(Dataset rows about figures)
□ □ □ □

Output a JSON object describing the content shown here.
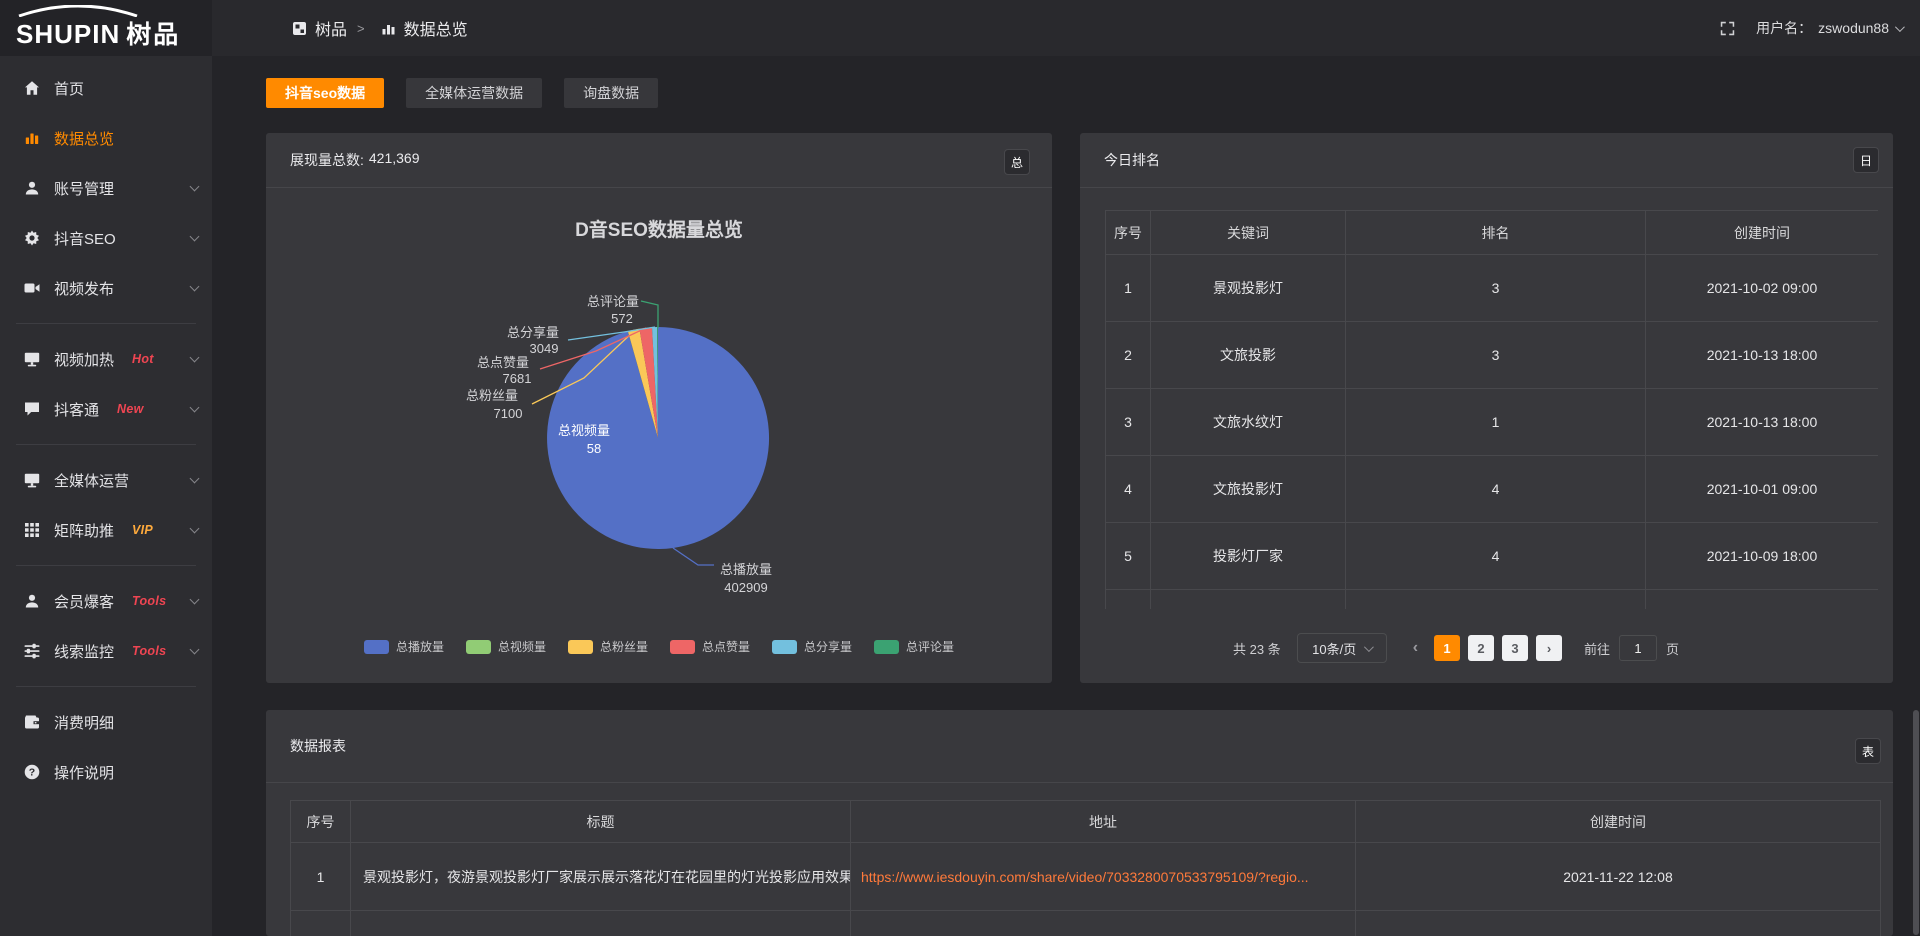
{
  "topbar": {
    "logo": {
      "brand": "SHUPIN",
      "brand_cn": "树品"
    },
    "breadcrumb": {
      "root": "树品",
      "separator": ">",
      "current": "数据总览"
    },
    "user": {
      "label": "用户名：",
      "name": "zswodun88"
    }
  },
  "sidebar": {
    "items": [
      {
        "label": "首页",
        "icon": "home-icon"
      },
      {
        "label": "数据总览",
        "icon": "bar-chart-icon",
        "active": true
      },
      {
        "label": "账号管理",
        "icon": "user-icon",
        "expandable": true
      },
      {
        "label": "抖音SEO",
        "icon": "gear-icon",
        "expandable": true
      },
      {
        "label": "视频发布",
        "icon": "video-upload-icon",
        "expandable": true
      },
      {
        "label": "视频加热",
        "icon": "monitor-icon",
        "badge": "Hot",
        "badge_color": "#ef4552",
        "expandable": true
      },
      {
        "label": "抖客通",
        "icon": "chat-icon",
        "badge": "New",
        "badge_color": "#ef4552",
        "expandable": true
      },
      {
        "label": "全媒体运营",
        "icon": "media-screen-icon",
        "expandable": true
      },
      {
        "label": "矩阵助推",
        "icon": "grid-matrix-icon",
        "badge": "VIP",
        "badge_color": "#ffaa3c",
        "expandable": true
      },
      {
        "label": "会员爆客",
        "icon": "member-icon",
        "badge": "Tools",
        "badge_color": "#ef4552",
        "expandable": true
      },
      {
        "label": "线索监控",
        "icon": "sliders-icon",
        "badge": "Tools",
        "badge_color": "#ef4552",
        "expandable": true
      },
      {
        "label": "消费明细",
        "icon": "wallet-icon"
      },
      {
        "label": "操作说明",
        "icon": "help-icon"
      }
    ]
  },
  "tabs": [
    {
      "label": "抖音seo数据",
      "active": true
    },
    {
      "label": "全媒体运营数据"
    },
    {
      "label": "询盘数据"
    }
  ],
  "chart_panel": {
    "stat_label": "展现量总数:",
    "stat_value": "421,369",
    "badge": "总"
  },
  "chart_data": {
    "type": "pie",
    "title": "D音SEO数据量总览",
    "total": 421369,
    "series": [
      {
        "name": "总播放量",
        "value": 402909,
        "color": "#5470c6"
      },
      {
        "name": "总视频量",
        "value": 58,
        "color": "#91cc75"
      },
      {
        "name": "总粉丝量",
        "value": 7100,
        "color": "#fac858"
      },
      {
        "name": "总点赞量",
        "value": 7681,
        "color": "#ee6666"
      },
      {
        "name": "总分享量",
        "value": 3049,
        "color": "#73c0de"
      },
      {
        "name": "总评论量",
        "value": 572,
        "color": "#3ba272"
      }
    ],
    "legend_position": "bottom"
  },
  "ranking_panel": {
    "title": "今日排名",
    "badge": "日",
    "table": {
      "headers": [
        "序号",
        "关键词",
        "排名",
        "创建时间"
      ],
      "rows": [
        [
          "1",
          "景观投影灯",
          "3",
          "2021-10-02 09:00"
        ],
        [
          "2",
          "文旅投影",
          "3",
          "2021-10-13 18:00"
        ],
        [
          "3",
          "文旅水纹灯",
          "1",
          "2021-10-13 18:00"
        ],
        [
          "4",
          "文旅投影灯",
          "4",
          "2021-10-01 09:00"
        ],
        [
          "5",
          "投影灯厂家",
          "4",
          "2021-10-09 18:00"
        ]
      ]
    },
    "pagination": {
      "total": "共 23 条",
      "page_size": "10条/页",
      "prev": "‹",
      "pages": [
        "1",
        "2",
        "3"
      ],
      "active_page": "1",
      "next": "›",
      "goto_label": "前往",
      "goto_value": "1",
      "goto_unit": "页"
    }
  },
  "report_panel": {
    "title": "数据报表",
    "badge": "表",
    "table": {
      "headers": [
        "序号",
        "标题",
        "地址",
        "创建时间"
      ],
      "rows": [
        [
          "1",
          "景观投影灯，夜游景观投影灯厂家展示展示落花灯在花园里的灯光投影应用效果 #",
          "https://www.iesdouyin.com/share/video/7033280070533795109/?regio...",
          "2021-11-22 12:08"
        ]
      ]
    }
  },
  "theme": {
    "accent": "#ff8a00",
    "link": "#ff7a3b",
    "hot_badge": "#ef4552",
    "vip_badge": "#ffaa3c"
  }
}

□ □ □ □

**Aim of the exercise:** Make an exact reproduction of the listing above, without any pictures.

**Correct response:**
Output a JSON object describing the content shown here.
{
  "topbar": {
    "logo": {
      "brand": "SHUPIN",
      "brand_cn": "树品"
    },
    "breadcrumb": {
      "root": "树品",
      "separator": ">",
      "current": "数据总览"
    },
    "user": {
      "label": "用户名：",
      "name": "zswodun88"
    }
  },
  "sidebar": {
    "items": [
      {
        "label": "首页",
        "icon": "home-icon"
      },
      {
        "label": "数据总览",
        "icon": "bar-chart-icon",
        "active": true
      },
      {
        "label": "账号管理",
        "icon": "user-icon",
        "expandable": true
      },
      {
        "label": "抖音SEO",
        "icon": "gear-icon",
        "expandable": true
      },
      {
        "label": "视频发布",
        "icon": "video-upload-icon",
        "expandable": true
      },
      {
        "label": "视频加热",
        "icon": "monitor-icon",
        "badge": "Hot",
        "badge_color": "#ef4552",
        "expandable": true
      },
      {
        "label": "抖客通",
        "icon": "chat-icon",
        "badge": "New",
        "badge_color": "#ef4552",
        "expandable": true
      },
      {
        "label": "全媒体运营",
        "icon": "media-screen-icon",
        "expandable": true
      },
      {
        "label": "矩阵助推",
        "icon": "grid-matrix-icon",
        "badge": "VIP",
        "badge_color": "#ffaa3c",
        "expandable": true
      },
      {
        "label": "会员爆客",
        "icon": "member-icon",
        "badge": "Tools",
        "badge_color": "#ef4552",
        "expandable": true
      },
      {
        "label": "线索监控",
        "icon": "sliders-icon",
        "badge": "Tools",
        "badge_color": "#ef4552",
        "expandable": true
      },
      {
        "label": "消费明细",
        "icon": "wallet-icon"
      },
      {
        "label": "操作说明",
        "icon": "help-icon"
      }
    ]
  },
  "tabs": [
    {
      "label": "抖音seo数据",
      "active": true
    },
    {
      "label": "全媒体运营数据"
    },
    {
      "label": "询盘数据"
    }
  ],
  "chart_panel": {
    "stat_label": "展现量总数:",
    "stat_value": "421,369",
    "badge": "总"
  },
  "chart_data": {
    "type": "pie",
    "title": "D音SEO数据量总览",
    "total": 421369,
    "series": [
      {
        "name": "总播放量",
        "value": 402909,
        "color": "#5470c6"
      },
      {
        "name": "总视频量",
        "value": 58,
        "color": "#91cc75"
      },
      {
        "name": "总粉丝量",
        "value": 7100,
        "color": "#fac858"
      },
      {
        "name": "总点赞量",
        "value": 7681,
        "color": "#ee6666"
      },
      {
        "name": "总分享量",
        "value": 3049,
        "color": "#73c0de"
      },
      {
        "name": "总评论量",
        "value": 572,
        "color": "#3ba272"
      }
    ],
    "legend_position": "bottom"
  },
  "ranking_panel": {
    "title": "今日排名",
    "badge": "日",
    "table": {
      "headers": [
        "序号",
        "关键词",
        "排名",
        "创建时间"
      ],
      "rows": [
        [
          "1",
          "景观投影灯",
          "3",
          "2021-10-02 09:00"
        ],
        [
          "2",
          "文旅投影",
          "3",
          "2021-10-13 18:00"
        ],
        [
          "3",
          "文旅水纹灯",
          "1",
          "2021-10-13 18:00"
        ],
        [
          "4",
          "文旅投影灯",
          "4",
          "2021-10-01 09:00"
        ],
        [
          "5",
          "投影灯厂家",
          "4",
          "2021-10-09 18:00"
        ]
      ]
    },
    "pagination": {
      "total": "共 23 条",
      "page_size": "10条/页",
      "prev": "‹",
      "pages": [
        "1",
        "2",
        "3"
      ],
      "active_page": "1",
      "next": "›",
      "goto_label": "前往",
      "goto_value": "1",
      "goto_unit": "页"
    }
  },
  "report_panel": {
    "title": "数据报表",
    "badge": "表",
    "table": {
      "headers": [
        "序号",
        "标题",
        "地址",
        "创建时间"
      ],
      "rows": [
        [
          "1",
          "景观投影灯，夜游景观投影灯厂家展示展示落花灯在花园里的灯光投影应用效果 #",
          "https://www.iesdouyin.com/share/video/7033280070533795109/?regio...",
          "2021-11-22 12:08"
        ]
      ]
    }
  },
  "theme": {
    "accent": "#ff8a00",
    "link": "#ff7a3b",
    "hot_badge": "#ef4552",
    "vip_badge": "#ffaa3c"
  }
}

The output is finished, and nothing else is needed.